PROBLEM DESCRIPTION »
Below are some entries; can you quote all of them exactly?

---------- SOURCE MATERIAL

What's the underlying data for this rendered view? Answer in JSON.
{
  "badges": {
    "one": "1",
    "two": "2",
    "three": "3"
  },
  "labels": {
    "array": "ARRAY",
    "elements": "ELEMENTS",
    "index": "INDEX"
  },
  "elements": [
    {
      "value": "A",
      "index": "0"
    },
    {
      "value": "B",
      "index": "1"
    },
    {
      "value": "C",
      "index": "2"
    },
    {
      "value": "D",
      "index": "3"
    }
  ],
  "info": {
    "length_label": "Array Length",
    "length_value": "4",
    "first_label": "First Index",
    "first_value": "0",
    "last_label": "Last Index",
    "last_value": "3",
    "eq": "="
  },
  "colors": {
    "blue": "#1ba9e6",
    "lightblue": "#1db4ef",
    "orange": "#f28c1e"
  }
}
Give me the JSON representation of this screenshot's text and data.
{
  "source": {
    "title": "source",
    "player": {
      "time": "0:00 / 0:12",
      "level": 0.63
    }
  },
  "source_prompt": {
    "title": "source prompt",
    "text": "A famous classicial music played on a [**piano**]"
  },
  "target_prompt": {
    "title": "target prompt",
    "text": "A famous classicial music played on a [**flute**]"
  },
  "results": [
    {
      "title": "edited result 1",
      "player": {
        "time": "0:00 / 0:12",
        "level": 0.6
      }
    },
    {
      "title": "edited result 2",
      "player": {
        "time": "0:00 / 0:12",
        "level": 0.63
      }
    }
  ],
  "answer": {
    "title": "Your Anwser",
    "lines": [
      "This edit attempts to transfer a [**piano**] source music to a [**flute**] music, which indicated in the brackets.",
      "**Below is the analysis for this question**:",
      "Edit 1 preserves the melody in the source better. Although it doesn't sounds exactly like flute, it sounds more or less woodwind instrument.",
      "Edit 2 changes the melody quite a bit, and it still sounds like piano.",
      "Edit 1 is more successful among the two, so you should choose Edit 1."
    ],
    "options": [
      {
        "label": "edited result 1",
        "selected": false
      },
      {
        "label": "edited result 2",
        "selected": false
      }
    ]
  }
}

--------------------

RESULT »
What's the underlying data for this rendered view? Answer in JSON.
{
  "badges": {
    "one": "1",
    "two": "2",
    "three": "3"
  },
  "labels": {
    "array": "ARRAY",
    "elements": "ELEMENTS",
    "index": "INDEX"
  },
  "elements": [
    {
      "value": "A",
      "index": "0"
    },
    {
      "value": "B",
      "index": "1"
    },
    {
      "value": "C",
      "index": "2"
    },
    {
      "value": "D",
      "index": "3"
    }
  ],
  "info": {
    "length_label": "Array Length",
    "length_value": "4",
    "first_label": "First Index",
    "first_value": "0",
    "last_label": "Last Index",
    "last_value": "3",
    "eq": "="
  },
  "colors": {
    "blue": "#1ba9e6",
    "lightblue": "#1db4ef",
    "orange": "#f28c1e"
  }
}
Give me the JSON representation of this screenshot's text and data.
{
  "source": {
    "title": "source",
    "player": {
      "time": "0:00 / 0:12",
      "level": 0.63
    }
  },
  "source_prompt": {
    "title": "source prompt",
    "text": "A famous classicial music played on a [**piano**]"
  },
  "target_prompt": {
    "title": "target prompt",
    "text": "A famous classicial music played on a [**flute**]"
  },
  "results": [
    {
      "title": "edited result 1",
      "player": {
        "time": "0:00 / 0:12",
        "level": 0.6
      }
    },
    {
      "title": "edited result 2",
      "player": {
        "time": "0:00 / 0:12",
        "level": 0.63
      }
    }
  ],
  "answer": {
    "title": "Your Anwser",
    "lines": [
      "This edit attempts to transfer a [**piano**] source music to a [**flute**] music, which indicated in the brackets.",
      "**Below is the analysis for this question**:",
      "Edit 1 preserves the melody in the source better. Although it doesn't sounds exactly like flute, it sounds more or less woodwind instrument.",
      "Edit 2 changes the melody quite a bit, and it still sounds like piano.",
      "Edit 1 is more successful among the two, so you should choose Edit 1."
    ],
    "options": [
      {
        "label": "edited result 1",
        "selected": false
      },
      {
        "label": "edited result 2",
        "selected": false
      }
    ]
  }
}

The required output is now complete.